◆ What is being asked
Scan the lines below for "subscript"; report the number of lines that contain it, and only that.

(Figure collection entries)

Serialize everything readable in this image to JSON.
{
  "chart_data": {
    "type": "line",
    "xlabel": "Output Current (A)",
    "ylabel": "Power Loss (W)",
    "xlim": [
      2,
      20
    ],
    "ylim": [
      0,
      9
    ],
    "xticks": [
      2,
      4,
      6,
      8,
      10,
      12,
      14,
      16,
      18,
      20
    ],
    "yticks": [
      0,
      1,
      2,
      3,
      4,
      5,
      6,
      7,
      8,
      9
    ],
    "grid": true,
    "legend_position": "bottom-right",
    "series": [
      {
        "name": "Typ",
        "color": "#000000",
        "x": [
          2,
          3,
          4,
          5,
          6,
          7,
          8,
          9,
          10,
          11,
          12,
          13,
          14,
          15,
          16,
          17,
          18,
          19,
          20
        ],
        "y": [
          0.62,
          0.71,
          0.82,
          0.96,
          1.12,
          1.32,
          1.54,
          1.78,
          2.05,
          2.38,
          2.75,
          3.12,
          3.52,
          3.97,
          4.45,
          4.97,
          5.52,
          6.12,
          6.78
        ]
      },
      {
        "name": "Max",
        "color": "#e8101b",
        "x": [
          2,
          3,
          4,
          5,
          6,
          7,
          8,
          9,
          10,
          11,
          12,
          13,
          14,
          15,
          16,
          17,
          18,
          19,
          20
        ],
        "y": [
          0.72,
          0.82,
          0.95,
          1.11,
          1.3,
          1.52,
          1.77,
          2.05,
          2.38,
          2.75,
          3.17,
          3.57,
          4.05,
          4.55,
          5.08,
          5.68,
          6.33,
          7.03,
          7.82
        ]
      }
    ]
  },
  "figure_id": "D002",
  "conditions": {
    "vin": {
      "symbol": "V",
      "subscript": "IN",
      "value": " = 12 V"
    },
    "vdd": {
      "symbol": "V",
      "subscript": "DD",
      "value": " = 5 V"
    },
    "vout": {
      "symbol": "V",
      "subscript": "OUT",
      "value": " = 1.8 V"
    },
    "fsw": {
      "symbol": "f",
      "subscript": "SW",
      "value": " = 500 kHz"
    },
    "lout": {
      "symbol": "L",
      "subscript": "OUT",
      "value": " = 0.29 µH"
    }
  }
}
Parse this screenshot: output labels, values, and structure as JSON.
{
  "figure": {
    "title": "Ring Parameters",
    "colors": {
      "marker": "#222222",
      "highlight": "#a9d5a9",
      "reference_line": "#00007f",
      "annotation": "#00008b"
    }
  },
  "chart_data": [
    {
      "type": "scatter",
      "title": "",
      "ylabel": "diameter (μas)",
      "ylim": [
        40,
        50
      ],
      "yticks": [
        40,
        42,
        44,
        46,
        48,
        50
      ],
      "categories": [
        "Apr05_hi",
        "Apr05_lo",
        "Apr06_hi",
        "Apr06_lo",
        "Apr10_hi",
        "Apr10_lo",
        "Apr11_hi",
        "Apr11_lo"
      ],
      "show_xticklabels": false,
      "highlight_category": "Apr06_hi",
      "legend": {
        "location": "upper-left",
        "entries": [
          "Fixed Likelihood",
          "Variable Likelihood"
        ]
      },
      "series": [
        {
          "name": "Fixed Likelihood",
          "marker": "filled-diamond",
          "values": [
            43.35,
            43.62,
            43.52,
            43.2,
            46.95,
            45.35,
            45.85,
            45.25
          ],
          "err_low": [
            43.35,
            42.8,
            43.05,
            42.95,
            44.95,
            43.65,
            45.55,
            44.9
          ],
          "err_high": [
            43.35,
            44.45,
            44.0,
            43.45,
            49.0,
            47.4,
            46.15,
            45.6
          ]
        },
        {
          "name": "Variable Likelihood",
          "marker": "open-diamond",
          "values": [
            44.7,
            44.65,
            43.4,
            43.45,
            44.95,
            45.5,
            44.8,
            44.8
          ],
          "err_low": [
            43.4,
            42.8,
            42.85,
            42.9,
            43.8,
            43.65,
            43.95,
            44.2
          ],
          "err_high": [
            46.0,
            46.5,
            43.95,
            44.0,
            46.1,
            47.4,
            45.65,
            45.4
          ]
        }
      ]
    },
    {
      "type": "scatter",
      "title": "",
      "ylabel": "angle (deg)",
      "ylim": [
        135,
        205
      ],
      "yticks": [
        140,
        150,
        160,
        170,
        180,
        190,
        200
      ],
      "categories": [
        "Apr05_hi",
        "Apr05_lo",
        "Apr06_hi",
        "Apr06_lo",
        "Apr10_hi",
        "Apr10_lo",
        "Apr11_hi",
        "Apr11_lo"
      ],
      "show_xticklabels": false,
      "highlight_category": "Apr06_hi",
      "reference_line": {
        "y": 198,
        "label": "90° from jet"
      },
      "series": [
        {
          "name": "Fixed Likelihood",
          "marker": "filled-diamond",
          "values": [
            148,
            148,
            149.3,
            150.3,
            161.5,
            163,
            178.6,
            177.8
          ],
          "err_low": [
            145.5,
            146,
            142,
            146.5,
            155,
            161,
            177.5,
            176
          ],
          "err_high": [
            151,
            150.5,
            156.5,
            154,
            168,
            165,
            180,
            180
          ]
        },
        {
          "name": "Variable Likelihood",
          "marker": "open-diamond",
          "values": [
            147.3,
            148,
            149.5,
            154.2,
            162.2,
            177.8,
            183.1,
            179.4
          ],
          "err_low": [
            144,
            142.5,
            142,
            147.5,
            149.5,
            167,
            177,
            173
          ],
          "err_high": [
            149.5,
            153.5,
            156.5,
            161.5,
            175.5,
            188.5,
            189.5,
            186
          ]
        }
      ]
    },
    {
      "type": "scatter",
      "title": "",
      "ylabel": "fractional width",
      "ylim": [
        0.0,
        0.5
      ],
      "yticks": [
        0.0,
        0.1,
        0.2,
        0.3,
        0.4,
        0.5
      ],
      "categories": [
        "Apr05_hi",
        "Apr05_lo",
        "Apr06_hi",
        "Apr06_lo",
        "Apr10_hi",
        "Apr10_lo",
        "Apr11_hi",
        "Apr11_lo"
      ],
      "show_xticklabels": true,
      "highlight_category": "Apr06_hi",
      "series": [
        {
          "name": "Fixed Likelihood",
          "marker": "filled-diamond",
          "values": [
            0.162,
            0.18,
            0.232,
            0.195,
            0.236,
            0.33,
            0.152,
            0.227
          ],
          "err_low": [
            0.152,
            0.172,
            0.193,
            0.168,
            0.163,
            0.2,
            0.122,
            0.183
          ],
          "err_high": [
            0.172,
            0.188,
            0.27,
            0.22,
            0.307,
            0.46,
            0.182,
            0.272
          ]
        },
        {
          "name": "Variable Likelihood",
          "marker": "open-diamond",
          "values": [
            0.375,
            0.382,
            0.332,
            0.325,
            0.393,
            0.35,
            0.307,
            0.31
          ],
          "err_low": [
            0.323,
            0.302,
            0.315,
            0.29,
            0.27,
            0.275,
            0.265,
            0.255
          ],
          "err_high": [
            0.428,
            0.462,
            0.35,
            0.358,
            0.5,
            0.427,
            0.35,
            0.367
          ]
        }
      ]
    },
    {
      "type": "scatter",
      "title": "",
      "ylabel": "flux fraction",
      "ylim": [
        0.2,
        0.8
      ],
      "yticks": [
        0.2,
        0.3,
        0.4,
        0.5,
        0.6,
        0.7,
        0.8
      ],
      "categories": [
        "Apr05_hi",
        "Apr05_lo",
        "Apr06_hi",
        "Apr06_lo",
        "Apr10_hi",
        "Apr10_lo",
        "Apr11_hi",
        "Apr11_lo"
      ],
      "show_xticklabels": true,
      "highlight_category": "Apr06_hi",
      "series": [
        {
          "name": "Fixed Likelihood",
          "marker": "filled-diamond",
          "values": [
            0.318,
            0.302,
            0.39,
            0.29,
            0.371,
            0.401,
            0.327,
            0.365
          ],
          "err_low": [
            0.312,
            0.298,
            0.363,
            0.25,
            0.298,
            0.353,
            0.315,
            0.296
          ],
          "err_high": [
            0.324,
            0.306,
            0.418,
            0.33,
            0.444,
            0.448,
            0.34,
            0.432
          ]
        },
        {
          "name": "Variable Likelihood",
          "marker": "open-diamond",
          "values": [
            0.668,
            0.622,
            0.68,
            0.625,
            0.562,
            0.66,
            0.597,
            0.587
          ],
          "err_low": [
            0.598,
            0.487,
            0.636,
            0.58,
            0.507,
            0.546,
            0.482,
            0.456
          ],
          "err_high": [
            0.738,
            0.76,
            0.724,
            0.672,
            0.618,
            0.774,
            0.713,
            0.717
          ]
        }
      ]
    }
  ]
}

◆ Complete output
5